Exercise task: Which lines contain the string "image"? Please list every one of them.

Dataset items:
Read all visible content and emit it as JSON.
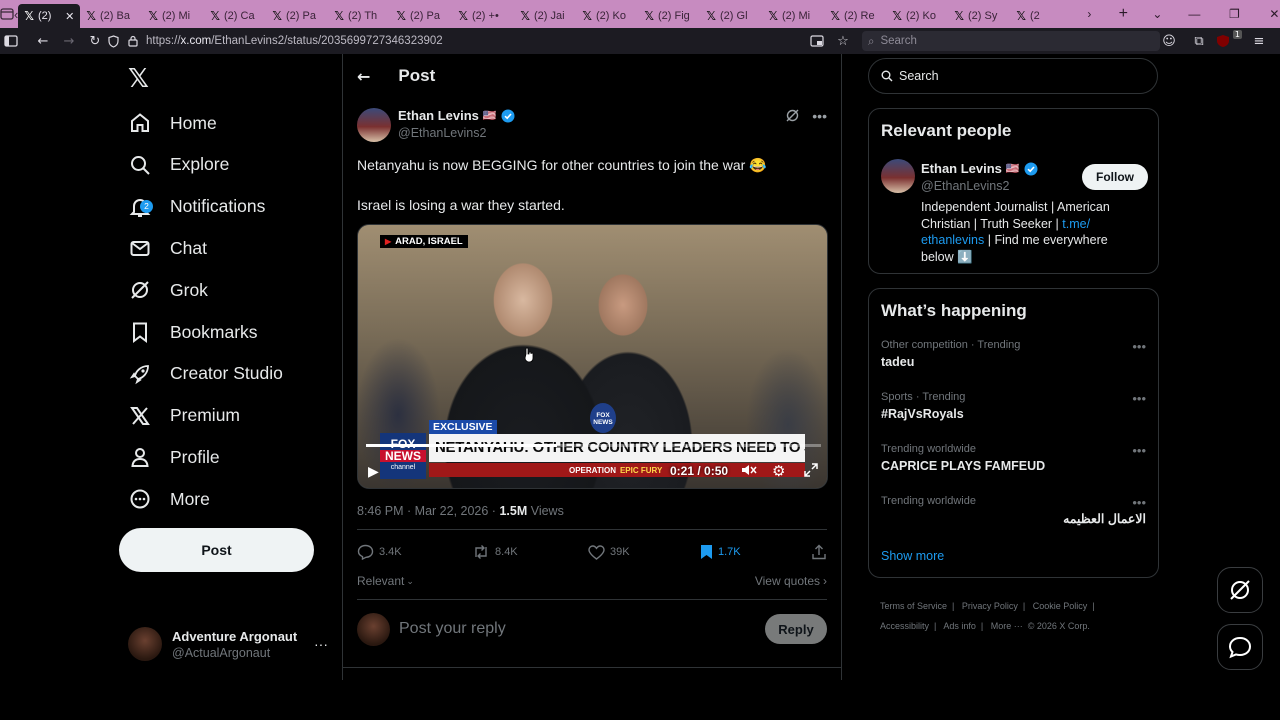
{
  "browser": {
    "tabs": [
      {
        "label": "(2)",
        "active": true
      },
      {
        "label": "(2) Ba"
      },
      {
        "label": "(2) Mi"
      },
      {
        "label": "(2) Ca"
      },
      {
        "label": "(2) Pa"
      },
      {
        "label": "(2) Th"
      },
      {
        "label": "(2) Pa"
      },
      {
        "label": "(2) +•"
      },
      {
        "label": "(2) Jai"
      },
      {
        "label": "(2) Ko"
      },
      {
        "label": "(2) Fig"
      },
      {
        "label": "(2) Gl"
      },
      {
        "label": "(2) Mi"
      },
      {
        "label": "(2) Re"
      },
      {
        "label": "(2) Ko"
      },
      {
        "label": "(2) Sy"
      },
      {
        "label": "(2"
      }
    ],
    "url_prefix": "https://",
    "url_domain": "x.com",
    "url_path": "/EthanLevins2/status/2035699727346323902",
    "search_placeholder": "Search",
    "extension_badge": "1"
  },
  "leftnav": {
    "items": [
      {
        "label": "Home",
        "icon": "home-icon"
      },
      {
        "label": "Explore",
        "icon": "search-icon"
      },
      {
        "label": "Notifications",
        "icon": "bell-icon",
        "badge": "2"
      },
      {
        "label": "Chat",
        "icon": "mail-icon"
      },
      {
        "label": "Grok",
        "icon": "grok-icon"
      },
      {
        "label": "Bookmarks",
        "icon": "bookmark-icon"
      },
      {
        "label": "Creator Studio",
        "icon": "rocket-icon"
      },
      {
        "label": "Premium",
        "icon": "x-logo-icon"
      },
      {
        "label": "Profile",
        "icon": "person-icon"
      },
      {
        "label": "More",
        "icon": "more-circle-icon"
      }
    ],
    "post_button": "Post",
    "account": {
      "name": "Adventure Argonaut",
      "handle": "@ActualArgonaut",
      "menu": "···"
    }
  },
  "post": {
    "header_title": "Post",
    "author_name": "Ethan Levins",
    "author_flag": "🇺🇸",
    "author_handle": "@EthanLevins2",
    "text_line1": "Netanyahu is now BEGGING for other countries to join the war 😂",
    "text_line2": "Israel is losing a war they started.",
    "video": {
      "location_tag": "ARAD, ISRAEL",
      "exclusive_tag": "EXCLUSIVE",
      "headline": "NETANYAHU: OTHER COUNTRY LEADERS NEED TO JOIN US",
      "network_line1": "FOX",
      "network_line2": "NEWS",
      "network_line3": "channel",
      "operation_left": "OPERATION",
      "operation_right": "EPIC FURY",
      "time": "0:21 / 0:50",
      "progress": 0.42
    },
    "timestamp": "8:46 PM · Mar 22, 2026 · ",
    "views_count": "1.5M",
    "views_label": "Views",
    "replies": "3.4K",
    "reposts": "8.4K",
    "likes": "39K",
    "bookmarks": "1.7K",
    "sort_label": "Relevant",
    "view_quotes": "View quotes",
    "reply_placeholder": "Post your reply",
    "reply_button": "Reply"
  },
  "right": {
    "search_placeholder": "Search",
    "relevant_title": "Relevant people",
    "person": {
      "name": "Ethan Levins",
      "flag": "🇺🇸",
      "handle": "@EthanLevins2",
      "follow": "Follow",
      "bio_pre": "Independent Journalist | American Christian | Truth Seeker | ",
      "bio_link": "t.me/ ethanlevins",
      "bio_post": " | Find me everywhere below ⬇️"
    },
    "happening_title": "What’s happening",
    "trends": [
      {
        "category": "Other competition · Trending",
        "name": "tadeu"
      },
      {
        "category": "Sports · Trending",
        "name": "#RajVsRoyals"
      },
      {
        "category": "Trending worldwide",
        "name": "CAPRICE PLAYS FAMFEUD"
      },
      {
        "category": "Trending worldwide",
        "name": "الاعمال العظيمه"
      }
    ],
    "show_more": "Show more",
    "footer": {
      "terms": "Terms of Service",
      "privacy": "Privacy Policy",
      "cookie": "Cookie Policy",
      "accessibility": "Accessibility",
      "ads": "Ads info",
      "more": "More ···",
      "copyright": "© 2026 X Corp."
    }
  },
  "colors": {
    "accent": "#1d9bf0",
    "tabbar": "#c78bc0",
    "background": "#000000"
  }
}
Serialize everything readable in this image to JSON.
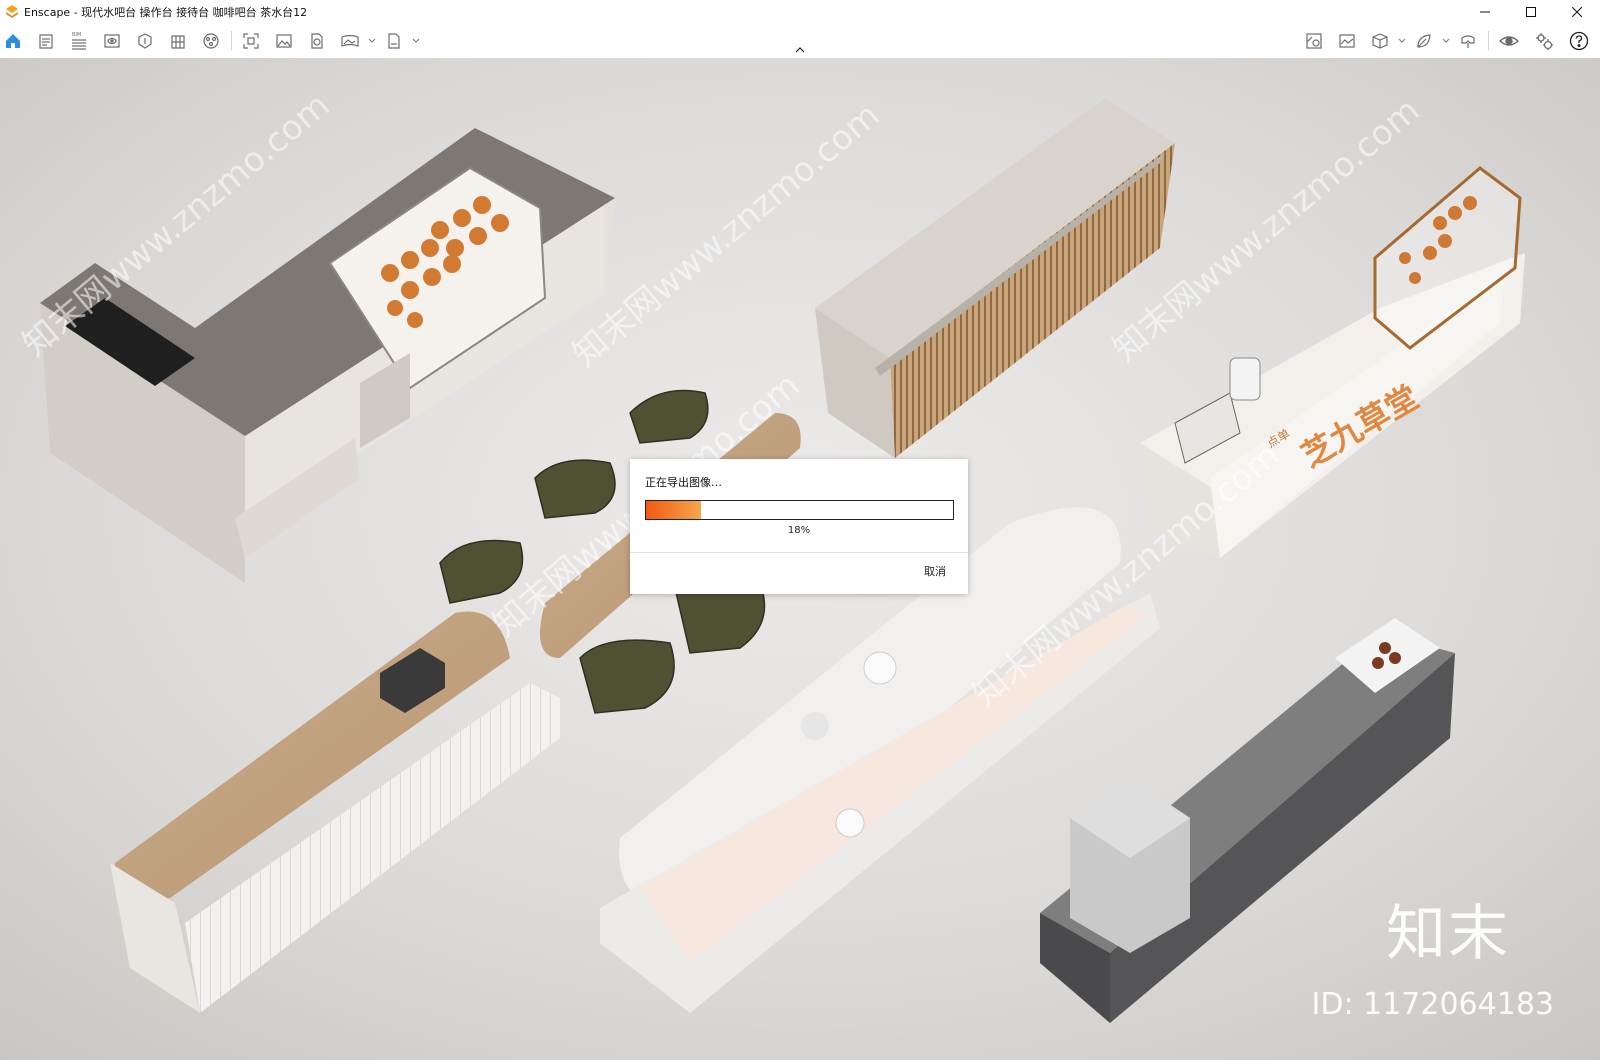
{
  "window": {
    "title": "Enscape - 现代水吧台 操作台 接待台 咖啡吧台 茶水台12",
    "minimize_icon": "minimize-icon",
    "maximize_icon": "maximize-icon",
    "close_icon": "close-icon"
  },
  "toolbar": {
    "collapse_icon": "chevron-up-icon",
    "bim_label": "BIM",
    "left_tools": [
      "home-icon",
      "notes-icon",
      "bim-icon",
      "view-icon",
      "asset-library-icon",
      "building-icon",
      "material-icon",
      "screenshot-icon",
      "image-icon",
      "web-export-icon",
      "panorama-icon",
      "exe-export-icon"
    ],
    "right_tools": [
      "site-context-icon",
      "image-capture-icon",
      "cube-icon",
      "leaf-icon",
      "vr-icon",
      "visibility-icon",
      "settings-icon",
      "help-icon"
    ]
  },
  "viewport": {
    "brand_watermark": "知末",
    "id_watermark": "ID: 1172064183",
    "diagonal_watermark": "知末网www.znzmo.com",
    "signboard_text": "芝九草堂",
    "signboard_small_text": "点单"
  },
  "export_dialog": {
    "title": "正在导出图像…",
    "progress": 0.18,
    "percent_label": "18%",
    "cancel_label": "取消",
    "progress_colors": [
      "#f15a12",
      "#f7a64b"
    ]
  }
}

Written reply:
Serialize everything readable in this image to JSON.
      "image-icon",
      "image-capture-icon",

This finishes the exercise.